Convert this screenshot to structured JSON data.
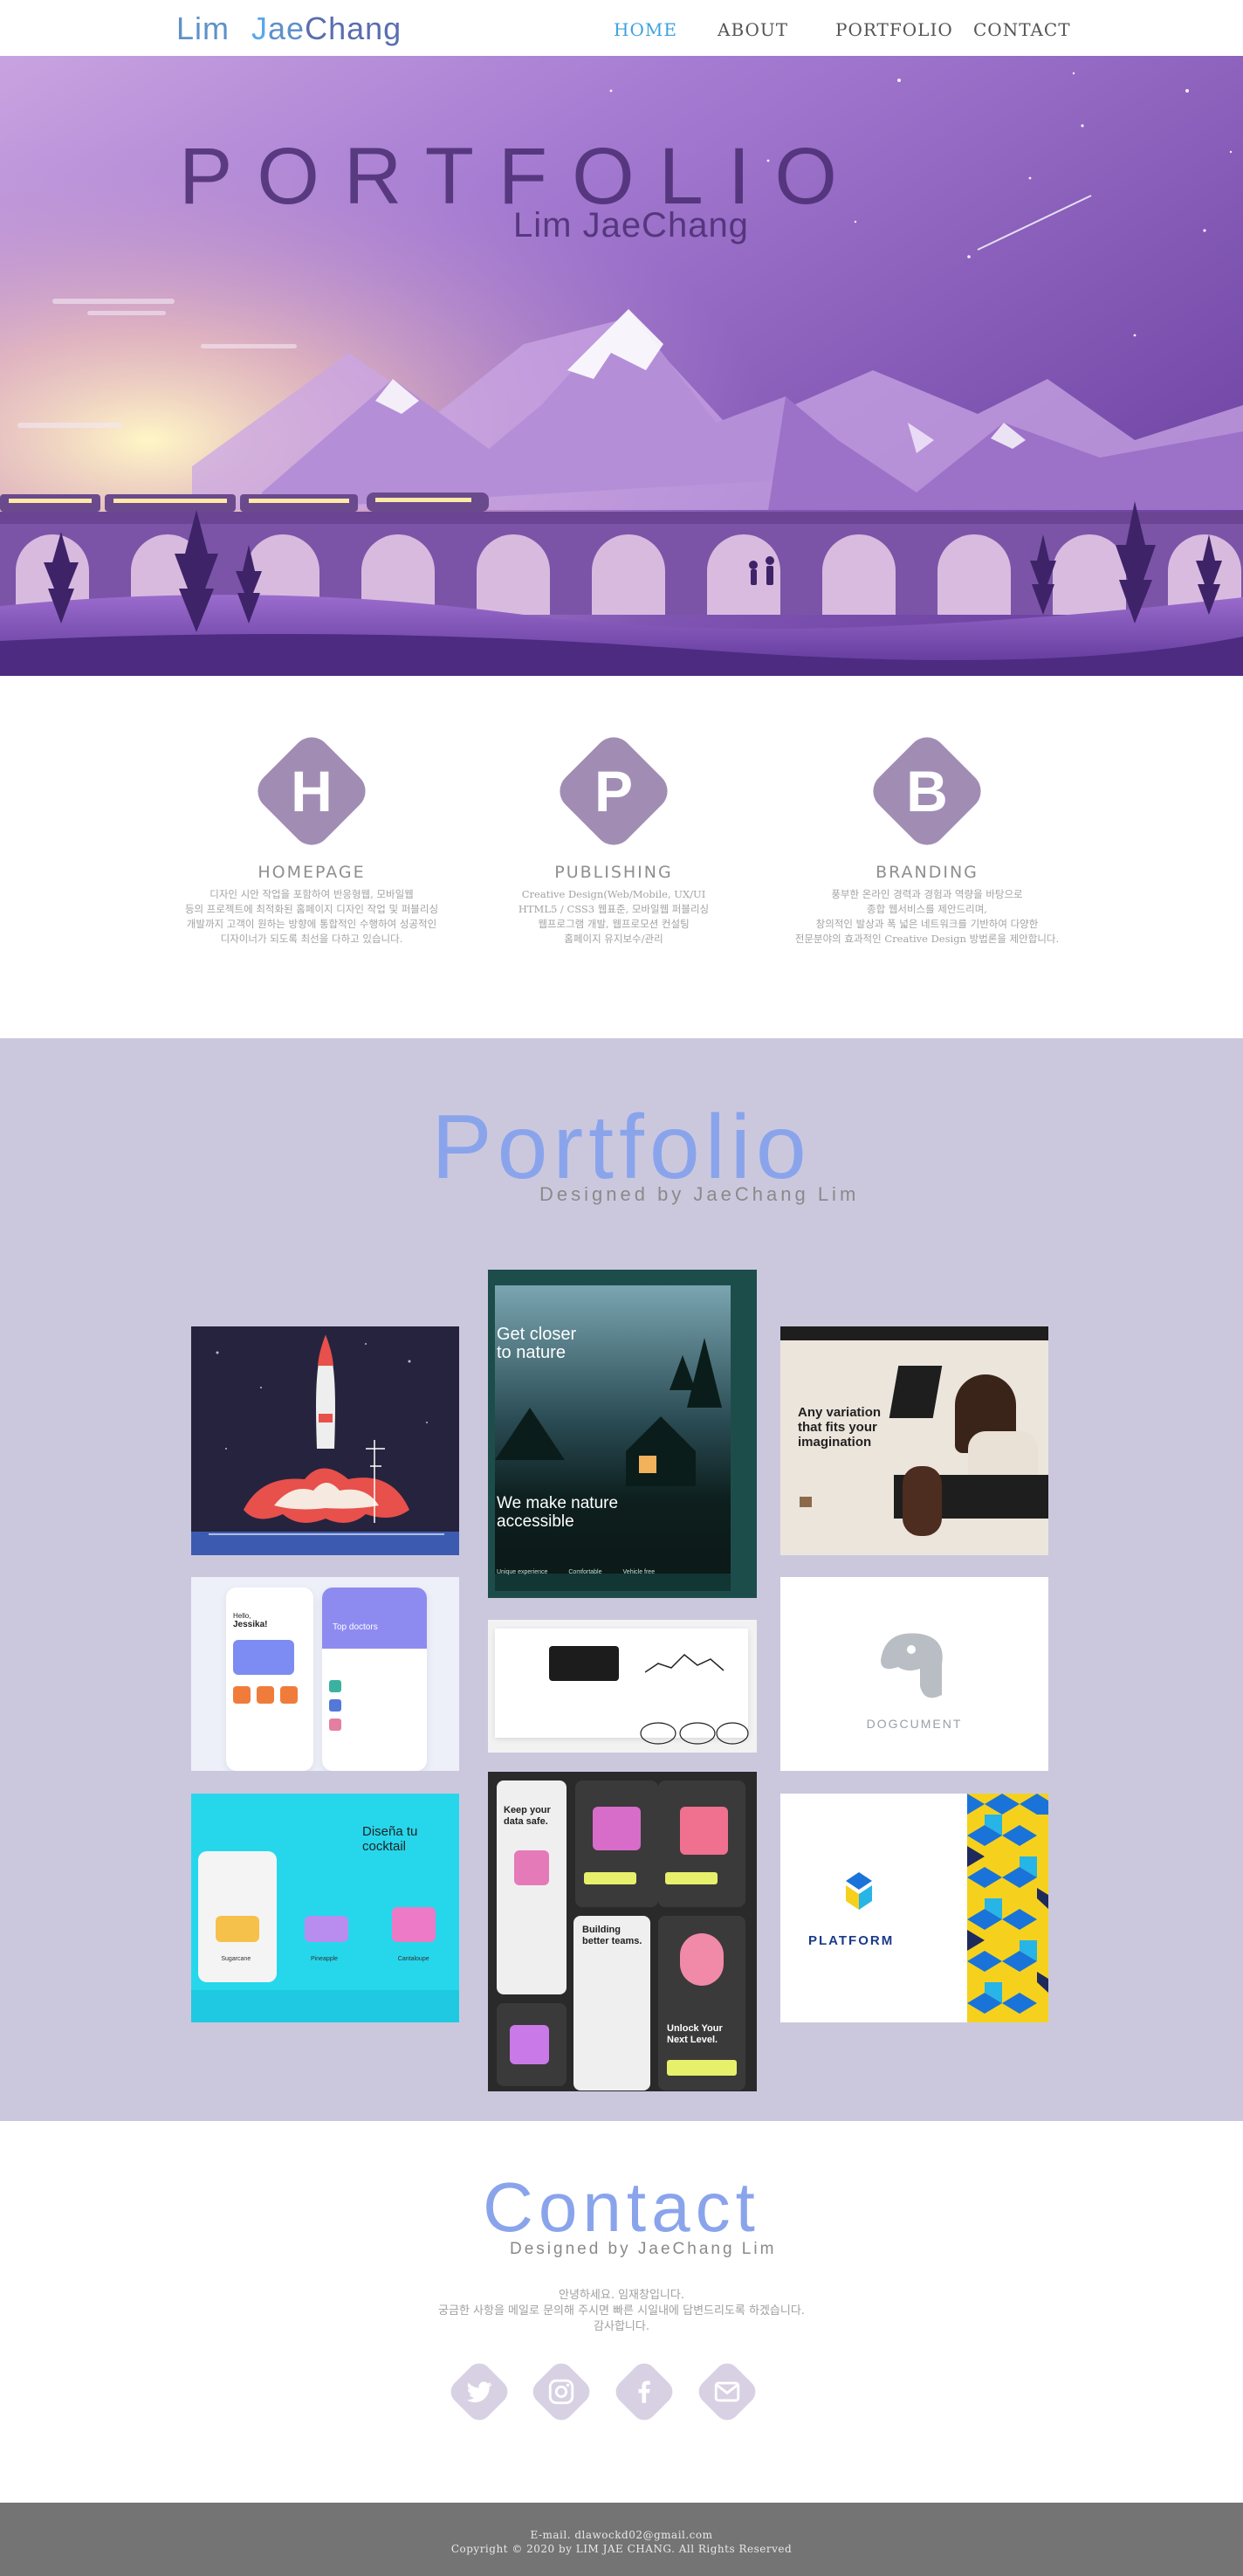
{
  "nav": {
    "logo": {
      "first": "Lim",
      "j": "J",
      "ae": "ae",
      "chang": "Chang"
    },
    "items": [
      {
        "label": "HOME",
        "active": true
      },
      {
        "label": "ABOUT",
        "active": false
      },
      {
        "label": "PORTFOLIO",
        "active": false
      },
      {
        "label": "CONTACT",
        "active": false
      }
    ]
  },
  "hero": {
    "title": "PORTFOLIO",
    "subtitle": "Lim JaeChang"
  },
  "services": [
    {
      "letter": "H",
      "title": "HOMEPAGE",
      "desc": "디자인 시안 작업을 포함하여 반응형웹, 모바일웹\n등의 프로젝트에 최적화된 홈페이지 디자인 작업 및 퍼블리싱\n개발까지 고객이 원하는 방향에 통합적인 수행하여 성공적인\n디자이너가 되도록 최선을 다하고 있습니다."
    },
    {
      "letter": "P",
      "title": "PUBLISHING",
      "desc": "Creative Design(Web/Mobile, UX/UI\nHTML5 / CSS3 웹표준, 모바일웹 퍼블리싱\n웹프로그램 개발, 웹프로모션 컨설팅\n홈페이지 유지보수/관리"
    },
    {
      "letter": "B",
      "title": "BRANDING",
      "desc": "풍부한 온라인 경력과 경험과 역량을 바탕으로\n종합 웹서비스를 제안드리며,\n창의적인 발상과 폭 넓은 네트워크를 기반하여 다양한\n전문분야의 효과적인 Creative Design 방법론을 제안합니다."
    }
  ],
  "portfolio": {
    "title": "Portfolio",
    "subtitle": "Designed by JaeChang Lim",
    "thumbs": [
      {
        "name": "rocket-launch-illustration"
      },
      {
        "name": "nature-website-mockup",
        "text": [
          "Get closer",
          "to nature",
          "We make nature",
          "accessible",
          "Unique experience",
          "Comfortable",
          "Vehicle free"
        ]
      },
      {
        "name": "fashion-website-mockup",
        "text": [
          "Any variation",
          "that fits your",
          "imagination"
        ]
      },
      {
        "name": "doctor-app-mockup",
        "text": [
          "Hello,",
          "Jessika!",
          "Top doctors"
        ]
      },
      {
        "name": "dashboard-mockup"
      },
      {
        "name": "dogcument-logo",
        "text": [
          "DOGCUMENT"
        ]
      },
      {
        "name": "cocktail-app-mockup",
        "text": [
          "Diseña tu",
          "cocktail",
          "Sugarcane",
          "Pineapple",
          "Cantaloupe"
        ]
      },
      {
        "name": "security-app-mockup",
        "text": [
          "Keep your",
          "data safe.",
          "Building",
          "better teams.",
          "Unlock Your",
          "Next Level."
        ]
      },
      {
        "name": "platform-logo",
        "text": [
          "PLATFORM"
        ]
      }
    ]
  },
  "contact": {
    "title": "Contact",
    "subtitle": "Designed by JaeChang Lim",
    "message": [
      "안녕하세요. 임재창입니다.",
      "궁금한 사항을 메일로 문의해 주시면 빠른 시일내에 답변드리도록 하겠습니다.",
      "감사합니다."
    ],
    "icons": [
      "twitter-icon",
      "instagram-icon",
      "facebook-icon",
      "mail-icon"
    ]
  },
  "footer": {
    "email": "E-mail. dlawockd02@gmail.com",
    "copyright": "Copyright © 2020 by LIM JAE CHANG. All Rights Reserved"
  },
  "colors": {
    "accent": "#8aa4ec",
    "diamond": "#a18db4",
    "section_bg": "#cbc8de",
    "footer_bg": "#747474"
  }
}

**What is being asked**
Write out the full set of lines verbatim, without the pictures.

**Result**
Convert this screenshot to structured JSON data.
{
  "nav": {
    "logo": {
      "first": "Lim",
      "j": "J",
      "ae": "ae",
      "chang": "Chang"
    },
    "items": [
      {
        "label": "HOME",
        "active": true
      },
      {
        "label": "ABOUT",
        "active": false
      },
      {
        "label": "PORTFOLIO",
        "active": false
      },
      {
        "label": "CONTACT",
        "active": false
      }
    ]
  },
  "hero": {
    "title": "PORTFOLIO",
    "subtitle": "Lim JaeChang"
  },
  "services": [
    {
      "letter": "H",
      "title": "HOMEPAGE",
      "desc": "디자인 시안 작업을 포함하여 반응형웹, 모바일웹\n등의 프로젝트에 최적화된 홈페이지 디자인 작업 및 퍼블리싱\n개발까지 고객이 원하는 방향에 통합적인 수행하여 성공적인\n디자이너가 되도록 최선을 다하고 있습니다."
    },
    {
      "letter": "P",
      "title": "PUBLISHING",
      "desc": "Creative Design(Web/Mobile, UX/UI\nHTML5 / CSS3 웹표준, 모바일웹 퍼블리싱\n웹프로그램 개발, 웹프로모션 컨설팅\n홈페이지 유지보수/관리"
    },
    {
      "letter": "B",
      "title": "BRANDING",
      "desc": "풍부한 온라인 경력과 경험과 역량을 바탕으로\n종합 웹서비스를 제안드리며,\n창의적인 발상과 폭 넓은 네트워크를 기반하여 다양한\n전문분야의 효과적인 Creative Design 방법론을 제안합니다."
    }
  ],
  "portfolio": {
    "title": "Portfolio",
    "subtitle": "Designed by JaeChang Lim",
    "thumbs": [
      {
        "name": "rocket-launch-illustration"
      },
      {
        "name": "nature-website-mockup",
        "text": [
          "Get closer",
          "to nature",
          "We make nature",
          "accessible",
          "Unique experience",
          "Comfortable",
          "Vehicle free"
        ]
      },
      {
        "name": "fashion-website-mockup",
        "text": [
          "Any variation",
          "that fits your",
          "imagination"
        ]
      },
      {
        "name": "doctor-app-mockup",
        "text": [
          "Hello,",
          "Jessika!",
          "Top doctors"
        ]
      },
      {
        "name": "dashboard-mockup"
      },
      {
        "name": "dogcument-logo",
        "text": [
          "DOGCUMENT"
        ]
      },
      {
        "name": "cocktail-app-mockup",
        "text": [
          "Diseña tu",
          "cocktail",
          "Sugarcane",
          "Pineapple",
          "Cantaloupe"
        ]
      },
      {
        "name": "security-app-mockup",
        "text": [
          "Keep your",
          "data safe.",
          "Building",
          "better teams.",
          "Unlock Your",
          "Next Level."
        ]
      },
      {
        "name": "platform-logo",
        "text": [
          "PLATFORM"
        ]
      }
    ]
  },
  "contact": {
    "title": "Contact",
    "subtitle": "Designed by JaeChang Lim",
    "message": [
      "안녕하세요. 임재창입니다.",
      "궁금한 사항을 메일로 문의해 주시면 빠른 시일내에 답변드리도록 하겠습니다.",
      "감사합니다."
    ],
    "icons": [
      "twitter-icon",
      "instagram-icon",
      "facebook-icon",
      "mail-icon"
    ]
  },
  "footer": {
    "email": "E-mail. dlawockd02@gmail.com",
    "copyright": "Copyright © 2020 by LIM JAE CHANG. All Rights Reserved"
  },
  "colors": {
    "accent": "#8aa4ec",
    "diamond": "#a18db4",
    "section_bg": "#cbc8de",
    "footer_bg": "#747474"
  }
}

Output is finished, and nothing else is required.